● YOUR OBJECTIVE: Select the lines below containing the word "Scheduler".

Dataset items
-*-

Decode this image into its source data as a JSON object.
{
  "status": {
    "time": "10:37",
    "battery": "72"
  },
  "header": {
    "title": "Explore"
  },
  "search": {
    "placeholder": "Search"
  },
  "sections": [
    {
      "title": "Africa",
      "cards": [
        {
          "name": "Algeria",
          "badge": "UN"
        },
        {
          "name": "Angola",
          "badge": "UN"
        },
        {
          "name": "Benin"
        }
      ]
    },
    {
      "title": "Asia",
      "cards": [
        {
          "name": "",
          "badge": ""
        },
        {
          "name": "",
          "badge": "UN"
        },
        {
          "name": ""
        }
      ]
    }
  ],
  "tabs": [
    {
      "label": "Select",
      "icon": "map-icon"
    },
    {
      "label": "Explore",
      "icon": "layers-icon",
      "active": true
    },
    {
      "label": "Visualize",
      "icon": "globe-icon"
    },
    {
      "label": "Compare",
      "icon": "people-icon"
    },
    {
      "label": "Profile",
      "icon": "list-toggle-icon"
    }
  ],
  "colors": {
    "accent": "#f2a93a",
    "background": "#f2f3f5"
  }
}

-*-

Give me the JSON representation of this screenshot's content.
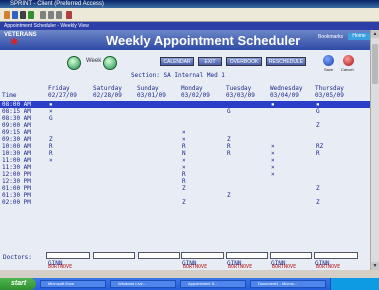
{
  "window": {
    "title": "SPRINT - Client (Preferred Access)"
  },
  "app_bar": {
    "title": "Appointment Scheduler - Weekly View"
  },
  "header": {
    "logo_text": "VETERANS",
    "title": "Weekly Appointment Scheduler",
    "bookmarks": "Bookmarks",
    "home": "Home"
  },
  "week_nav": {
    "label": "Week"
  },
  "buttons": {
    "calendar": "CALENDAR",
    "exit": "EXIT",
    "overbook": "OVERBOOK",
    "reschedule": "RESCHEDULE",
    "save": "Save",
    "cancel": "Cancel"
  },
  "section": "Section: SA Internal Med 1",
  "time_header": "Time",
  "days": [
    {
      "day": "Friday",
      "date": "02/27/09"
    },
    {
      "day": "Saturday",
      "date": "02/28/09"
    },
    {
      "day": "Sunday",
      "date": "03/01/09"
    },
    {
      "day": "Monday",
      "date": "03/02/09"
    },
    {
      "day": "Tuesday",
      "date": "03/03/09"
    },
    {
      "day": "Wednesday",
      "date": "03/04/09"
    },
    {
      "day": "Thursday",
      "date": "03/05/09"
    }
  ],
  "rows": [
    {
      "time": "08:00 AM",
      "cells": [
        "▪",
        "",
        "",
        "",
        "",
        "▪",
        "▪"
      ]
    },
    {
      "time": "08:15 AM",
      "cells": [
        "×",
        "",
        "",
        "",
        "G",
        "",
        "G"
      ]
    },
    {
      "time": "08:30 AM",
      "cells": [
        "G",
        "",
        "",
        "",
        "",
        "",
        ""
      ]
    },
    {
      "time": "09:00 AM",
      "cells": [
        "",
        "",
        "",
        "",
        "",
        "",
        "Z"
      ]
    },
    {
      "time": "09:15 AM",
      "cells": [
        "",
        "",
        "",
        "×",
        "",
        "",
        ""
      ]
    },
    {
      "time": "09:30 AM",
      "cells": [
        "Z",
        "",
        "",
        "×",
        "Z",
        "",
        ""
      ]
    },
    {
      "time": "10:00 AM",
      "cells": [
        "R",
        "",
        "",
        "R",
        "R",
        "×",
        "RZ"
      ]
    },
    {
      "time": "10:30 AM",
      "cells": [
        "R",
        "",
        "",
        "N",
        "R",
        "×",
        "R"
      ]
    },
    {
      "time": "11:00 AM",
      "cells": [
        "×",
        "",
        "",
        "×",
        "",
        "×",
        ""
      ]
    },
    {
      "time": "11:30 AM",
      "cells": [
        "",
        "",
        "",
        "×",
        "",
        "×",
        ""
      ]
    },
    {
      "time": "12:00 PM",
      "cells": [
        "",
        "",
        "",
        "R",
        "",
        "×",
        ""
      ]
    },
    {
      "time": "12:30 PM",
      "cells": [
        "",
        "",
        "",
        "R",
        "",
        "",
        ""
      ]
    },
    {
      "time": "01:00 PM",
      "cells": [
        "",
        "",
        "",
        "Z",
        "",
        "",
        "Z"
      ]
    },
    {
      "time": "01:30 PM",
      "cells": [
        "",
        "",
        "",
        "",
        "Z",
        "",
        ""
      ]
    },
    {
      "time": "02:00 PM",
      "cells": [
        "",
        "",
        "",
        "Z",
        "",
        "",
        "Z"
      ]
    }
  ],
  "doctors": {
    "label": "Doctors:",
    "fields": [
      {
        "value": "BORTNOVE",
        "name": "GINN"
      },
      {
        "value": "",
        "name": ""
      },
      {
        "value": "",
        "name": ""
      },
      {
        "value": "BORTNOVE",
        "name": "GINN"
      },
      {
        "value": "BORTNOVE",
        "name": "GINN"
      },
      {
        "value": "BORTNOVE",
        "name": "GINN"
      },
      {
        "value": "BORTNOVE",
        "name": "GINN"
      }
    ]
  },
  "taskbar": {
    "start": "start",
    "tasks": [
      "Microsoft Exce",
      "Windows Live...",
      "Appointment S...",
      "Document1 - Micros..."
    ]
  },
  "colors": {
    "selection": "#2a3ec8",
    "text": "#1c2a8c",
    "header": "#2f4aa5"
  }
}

-*-

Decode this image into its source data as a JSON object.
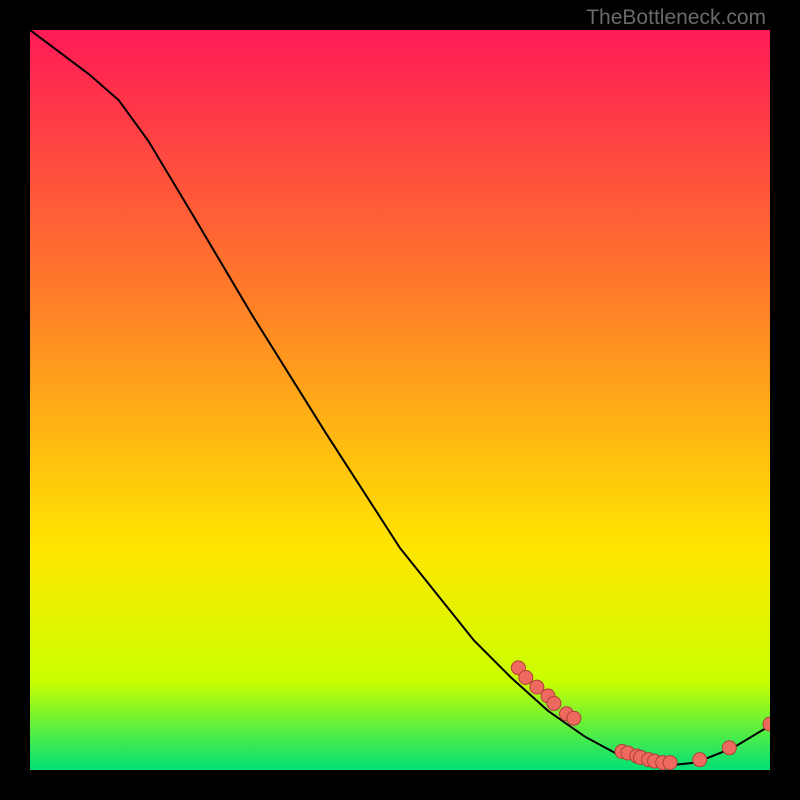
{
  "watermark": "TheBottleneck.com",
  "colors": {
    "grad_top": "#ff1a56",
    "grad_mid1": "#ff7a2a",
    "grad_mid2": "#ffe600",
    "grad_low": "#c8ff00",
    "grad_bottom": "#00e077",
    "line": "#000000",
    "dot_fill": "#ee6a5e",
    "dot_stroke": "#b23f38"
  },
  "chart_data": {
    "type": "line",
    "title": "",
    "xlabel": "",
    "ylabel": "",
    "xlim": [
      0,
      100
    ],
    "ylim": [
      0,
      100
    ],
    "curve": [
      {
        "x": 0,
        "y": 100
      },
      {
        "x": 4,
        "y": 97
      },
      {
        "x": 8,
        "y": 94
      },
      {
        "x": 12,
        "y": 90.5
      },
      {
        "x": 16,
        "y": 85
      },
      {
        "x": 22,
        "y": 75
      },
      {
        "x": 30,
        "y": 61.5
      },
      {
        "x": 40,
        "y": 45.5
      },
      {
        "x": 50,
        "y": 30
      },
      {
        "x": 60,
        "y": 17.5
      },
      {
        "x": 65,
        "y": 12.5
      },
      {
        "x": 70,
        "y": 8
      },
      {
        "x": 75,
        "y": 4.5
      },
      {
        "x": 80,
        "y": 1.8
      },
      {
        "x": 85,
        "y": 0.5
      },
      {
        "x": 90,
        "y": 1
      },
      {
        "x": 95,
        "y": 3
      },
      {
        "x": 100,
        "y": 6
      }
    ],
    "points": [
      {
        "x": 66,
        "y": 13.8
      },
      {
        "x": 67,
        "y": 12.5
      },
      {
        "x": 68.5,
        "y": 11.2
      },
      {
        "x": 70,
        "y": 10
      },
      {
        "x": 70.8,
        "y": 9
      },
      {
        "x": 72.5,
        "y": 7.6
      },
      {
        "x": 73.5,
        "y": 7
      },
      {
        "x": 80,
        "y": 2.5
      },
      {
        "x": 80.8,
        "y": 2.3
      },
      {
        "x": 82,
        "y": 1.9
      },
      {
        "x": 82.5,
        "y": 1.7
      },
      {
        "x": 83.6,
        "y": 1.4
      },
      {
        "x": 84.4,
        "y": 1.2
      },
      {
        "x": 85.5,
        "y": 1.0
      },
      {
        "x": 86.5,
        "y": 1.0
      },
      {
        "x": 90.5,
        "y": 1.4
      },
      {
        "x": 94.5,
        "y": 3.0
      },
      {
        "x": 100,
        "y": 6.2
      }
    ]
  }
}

-*-

● EXERCISE OUTPUT:
    "title": "Appointment Scheduler - Weekly View"
    "title": "Weekly Appointment Scheduler",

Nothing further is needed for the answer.